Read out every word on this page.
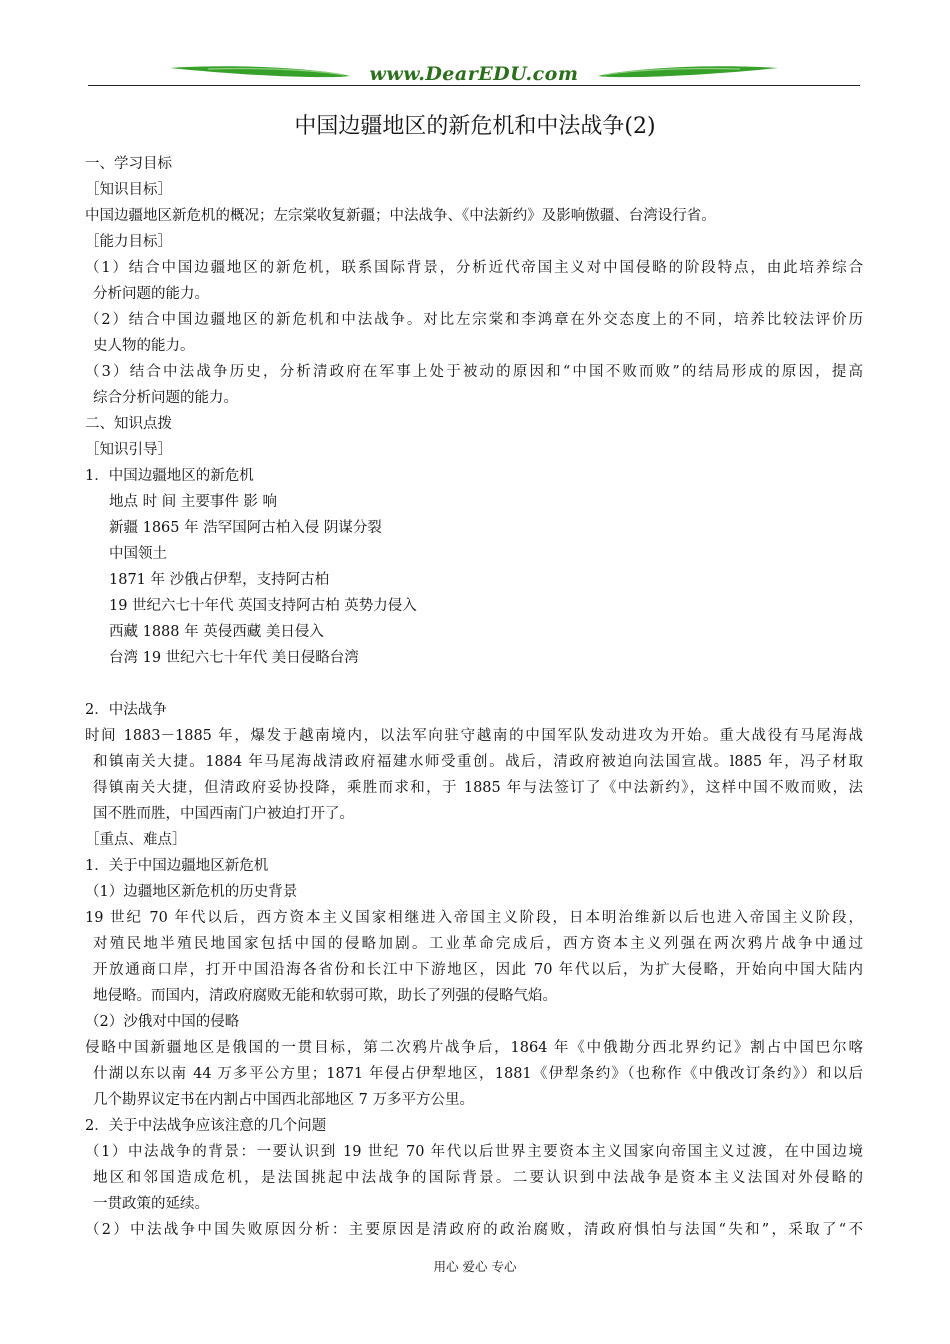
www.DearEDU.com
中国边疆地区的新危机和中法战争(2)
一、学习目标
［知识目标］
中国边疆地区新危机的概况；左宗棠收复新疆；中法战争、《中法新约》及影响傲疆、台湾设行省。
［能力目标］
（1）结合中国边疆地区的新危机，联系国际背景，分析近代帝国主义对中国侵略的阶段特点，由此培养综合
分析问题的能力。
（2）结合中国边疆地区的新危机和中法战争。对比左宗棠和李鸿章在外交态度上的不同，培养比较法评价历
史人物的能力。
（3）结合中法战争历史，分析清政府在军事上处于被动的原因和“中国不败而败”的结局形成的原因，提高
综合分析问题的能力。
二、知识点拨
［知识引导］
1．中国边疆地区的新危机
地点 时 间 主要事件 影 响
新疆 1865 年 浩罕国阿古柏入侵 阴谋分裂
中国领土
1871 年 沙俄占伊犁，支持阿古柏
19 世纪六七十年代 英国支持阿古柏 英势力侵入
西藏 1888 年 英侵西藏 美日侵入
台湾 19 世纪六七十年代 美日侵略台湾
2．中法战争
时间 1883－1885 年，爆发于越南境内，以法军向驻守越南的中国军队发动进攻为开始。重大战役有马尾海战
和镇南关大捷。1884 年马尾海战清政府福建水师受重创。战后，清政府被迫向法国宣战。l885 年，冯子材取
得镇南关大捷，但清政府妥协投降，乘胜而求和，于 1885 年与法签订了《中法新约》，这样中国不败而败，法
国不胜而胜，中国西南门户被迫打开了。
［重点、难点］
1．关于中国边疆地区新危机
（1）边疆地区新危机的历史背景
19 世纪 70 年代以后，西方资本主义国家相继进入帝国主义阶段，日本明治维新以后也进入帝国主义阶段，
对殖民地半殖民地国家包括中国的侵略加剧。工业革命完成后，西方资本主义列强在两次鸦片战争中通过
开放通商口岸，打开中国沿海各省份和长江中下游地区，因此 70 年代以后，为扩大侵略，开始向中国大陆内
地侵略。而国内，清政府腐败无能和软弱可欺，助长了列强的侵略气焰。
（2）沙俄对中国的侵略
侵略中国新疆地区是俄国的一贯目标，第二次鸦片战争后，1864 年《中俄勘分西北界约记》割占中国巴尔喀
什湖以东以南 44 万多平公方里；1871 年侵占伊犁地区，1881《伊犁条约》（也称作《中俄改订条约》）和以后
几个勘界议定书在内割占中国西北部地区 7 万多平方公里。
2．关于中法战争应该注意的几个问题
（1）中法战争的背景：一要认识到 19 世纪 70 年代以后世界主要资本主义国家向帝国主义过渡，在中国边境
地区和邻国造成危机，是法国挑起中法战争的国际背景。二要认识到中法战争是资本主义法国对外侵略的
一贯政策的延续。
（2）中法战争中国失败原因分析：主要原因是清政府的政治腐败，清政府惧怕与法国“失和”，采取了“不
用心 爱心 专心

GIVEN TASK → Copy the entries exactly. Leave out the images.

SOLUTION TO THE PROBLEM →
Read out every word on this page.
www.DearEDU.com
中国边疆地区的新危机和中法战争(2)
一、学习目标
［知识目标］
中国边疆地区新危机的概况；左宗棠收复新疆；中法战争、《中法新约》及影响傲疆、台湾设行省。
［能力目标］
（1）结合中国边疆地区的新危机，联系国际背景，分析近代帝国主义对中国侵略的阶段特点，由此培养综合
分析问题的能力。
（2）结合中国边疆地区的新危机和中法战争。对比左宗棠和李鸿章在外交态度上的不同，培养比较法评价历
史人物的能力。
（3）结合中法战争历史，分析清政府在军事上处于被动的原因和“中国不败而败”的结局形成的原因，提高
综合分析问题的能力。
二、知识点拨
［知识引导］
1．中国边疆地区的新危机
地点 时 间 主要事件 影 响
新疆 1865 年 浩罕国阿古柏入侵 阴谋分裂
中国领土
1871 年 沙俄占伊犁，支持阿古柏
19 世纪六七十年代 英国支持阿古柏 英势力侵入
西藏 1888 年 英侵西藏 美日侵入
台湾 19 世纪六七十年代 美日侵略台湾
2．中法战争
时间 1883－1885 年，爆发于越南境内，以法军向驻守越南的中国军队发动进攻为开始。重大战役有马尾海战
和镇南关大捷。1884 年马尾海战清政府福建水师受重创。战后，清政府被迫向法国宣战。l885 年，冯子材取
得镇南关大捷，但清政府妥协投降，乘胜而求和，于 1885 年与法签订了《中法新约》，这样中国不败而败，法
国不胜而胜，中国西南门户被迫打开了。
［重点、难点］
1．关于中国边疆地区新危机
（1）边疆地区新危机的历史背景
19 世纪 70 年代以后，西方资本主义国家相继进入帝国主义阶段，日本明治维新以后也进入帝国主义阶段，
对殖民地半殖民地国家包括中国的侵略加剧。工业革命完成后，西方资本主义列强在两次鸦片战争中通过
开放通商口岸，打开中国沿海各省份和长江中下游地区，因此 70 年代以后，为扩大侵略，开始向中国大陆内
地侵略。而国内，清政府腐败无能和软弱可欺，助长了列强的侵略气焰。
（2）沙俄对中国的侵略
侵略中国新疆地区是俄国的一贯目标，第二次鸦片战争后，1864 年《中俄勘分西北界约记》割占中国巴尔喀
什湖以东以南 44 万多平公方里；1871 年侵占伊犁地区，1881《伊犁条约》（也称作《中俄改订条约》）和以后
几个勘界议定书在内割占中国西北部地区 7 万多平方公里。
2．关于中法战争应该注意的几个问题
（1）中法战争的背景：一要认识到 19 世纪 70 年代以后世界主要资本主义国家向帝国主义过渡，在中国边境
地区和邻国造成危机，是法国挑起中法战争的国际背景。二要认识到中法战争是资本主义法国对外侵略的
一贯政策的延续。
（2）中法战争中国失败原因分析：主要原因是清政府的政治腐败，清政府惧怕与法国“失和”，采取了“不
用心 爱心 专心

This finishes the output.